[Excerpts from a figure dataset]
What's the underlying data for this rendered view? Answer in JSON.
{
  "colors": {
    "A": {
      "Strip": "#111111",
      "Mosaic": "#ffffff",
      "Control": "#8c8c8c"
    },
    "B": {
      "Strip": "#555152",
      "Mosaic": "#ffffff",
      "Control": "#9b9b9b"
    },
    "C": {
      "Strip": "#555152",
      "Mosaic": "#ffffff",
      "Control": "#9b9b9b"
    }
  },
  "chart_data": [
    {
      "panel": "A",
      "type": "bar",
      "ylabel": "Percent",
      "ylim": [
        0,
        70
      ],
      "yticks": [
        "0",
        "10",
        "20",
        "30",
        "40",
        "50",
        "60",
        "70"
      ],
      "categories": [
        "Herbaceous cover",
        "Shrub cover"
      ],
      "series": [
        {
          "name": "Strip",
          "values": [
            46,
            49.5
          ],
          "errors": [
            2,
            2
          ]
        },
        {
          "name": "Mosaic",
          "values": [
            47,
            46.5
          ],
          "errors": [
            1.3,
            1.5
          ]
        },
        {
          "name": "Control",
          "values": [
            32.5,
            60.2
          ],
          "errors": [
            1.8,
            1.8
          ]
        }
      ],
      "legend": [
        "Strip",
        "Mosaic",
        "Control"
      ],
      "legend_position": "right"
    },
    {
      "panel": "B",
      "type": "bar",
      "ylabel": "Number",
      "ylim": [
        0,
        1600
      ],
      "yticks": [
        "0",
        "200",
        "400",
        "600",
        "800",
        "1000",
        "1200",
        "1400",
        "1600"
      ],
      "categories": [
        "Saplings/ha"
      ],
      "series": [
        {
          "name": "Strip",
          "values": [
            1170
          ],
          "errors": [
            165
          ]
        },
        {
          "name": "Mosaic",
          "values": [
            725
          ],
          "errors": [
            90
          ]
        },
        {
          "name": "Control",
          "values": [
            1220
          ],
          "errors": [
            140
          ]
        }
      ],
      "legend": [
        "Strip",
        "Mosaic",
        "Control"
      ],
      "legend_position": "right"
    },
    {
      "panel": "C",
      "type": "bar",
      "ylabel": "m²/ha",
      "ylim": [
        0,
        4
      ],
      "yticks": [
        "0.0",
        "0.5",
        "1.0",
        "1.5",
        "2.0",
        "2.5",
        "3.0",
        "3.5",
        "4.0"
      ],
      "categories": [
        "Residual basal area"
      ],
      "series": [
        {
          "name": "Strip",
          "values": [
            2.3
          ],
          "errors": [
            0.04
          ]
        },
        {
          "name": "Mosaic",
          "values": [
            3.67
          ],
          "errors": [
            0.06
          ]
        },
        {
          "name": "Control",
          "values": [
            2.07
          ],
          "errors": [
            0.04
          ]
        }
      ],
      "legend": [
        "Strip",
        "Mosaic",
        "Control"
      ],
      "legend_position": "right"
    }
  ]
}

» PROBLEM TO WORK ON:
Your task is to return the full listing exactly as it was given.

» EXERCISE OUTPUT:
What's the underlying data for this rendered view? Answer in JSON.
{
  "colors": {
    "A": {
      "Strip": "#111111",
      "Mosaic": "#ffffff",
      "Control": "#8c8c8c"
    },
    "B": {
      "Strip": "#555152",
      "Mosaic": "#ffffff",
      "Control": "#9b9b9b"
    },
    "C": {
      "Strip": "#555152",
      "Mosaic": "#ffffff",
      "Control": "#9b9b9b"
    }
  },
  "chart_data": [
    {
      "panel": "A",
      "type": "bar",
      "ylabel": "Percent",
      "ylim": [
        0,
        70
      ],
      "yticks": [
        "0",
        "10",
        "20",
        "30",
        "40",
        "50",
        "60",
        "70"
      ],
      "categories": [
        "Herbaceous cover",
        "Shrub cover"
      ],
      "series": [
        {
          "name": "Strip",
          "values": [
            46,
            49.5
          ],
          "errors": [
            2,
            2
          ]
        },
        {
          "name": "Mosaic",
          "values": [
            47,
            46.5
          ],
          "errors": [
            1.3,
            1.5
          ]
        },
        {
          "name": "Control",
          "values": [
            32.5,
            60.2
          ],
          "errors": [
            1.8,
            1.8
          ]
        }
      ],
      "legend": [
        "Strip",
        "Mosaic",
        "Control"
      ],
      "legend_position": "right"
    },
    {
      "panel": "B",
      "type": "bar",
      "ylabel": "Number",
      "ylim": [
        0,
        1600
      ],
      "yticks": [
        "0",
        "200",
        "400",
        "600",
        "800",
        "1000",
        "1200",
        "1400",
        "1600"
      ],
      "categories": [
        "Saplings/ha"
      ],
      "series": [
        {
          "name": "Strip",
          "values": [
            1170
          ],
          "errors": [
            165
          ]
        },
        {
          "name": "Mosaic",
          "values": [
            725
          ],
          "errors": [
            90
          ]
        },
        {
          "name": "Control",
          "values": [
            1220
          ],
          "errors": [
            140
          ]
        }
      ],
      "legend": [
        "Strip",
        "Mosaic",
        "Control"
      ],
      "legend_position": "right"
    },
    {
      "panel": "C",
      "type": "bar",
      "ylabel": "m²/ha",
      "ylim": [
        0,
        4
      ],
      "yticks": [
        "0.0",
        "0.5",
        "1.0",
        "1.5",
        "2.0",
        "2.5",
        "3.0",
        "3.5",
        "4.0"
      ],
      "categories": [
        "Residual basal area"
      ],
      "series": [
        {
          "name": "Strip",
          "values": [
            2.3
          ],
          "errors": [
            0.04
          ]
        },
        {
          "name": "Mosaic",
          "values": [
            3.67
          ],
          "errors": [
            0.06
          ]
        },
        {
          "name": "Control",
          "values": [
            2.07
          ],
          "errors": [
            0.04
          ]
        }
      ],
      "legend": [
        "Strip",
        "Mosaic",
        "Control"
      ],
      "legend_position": "right"
    }
  ]
}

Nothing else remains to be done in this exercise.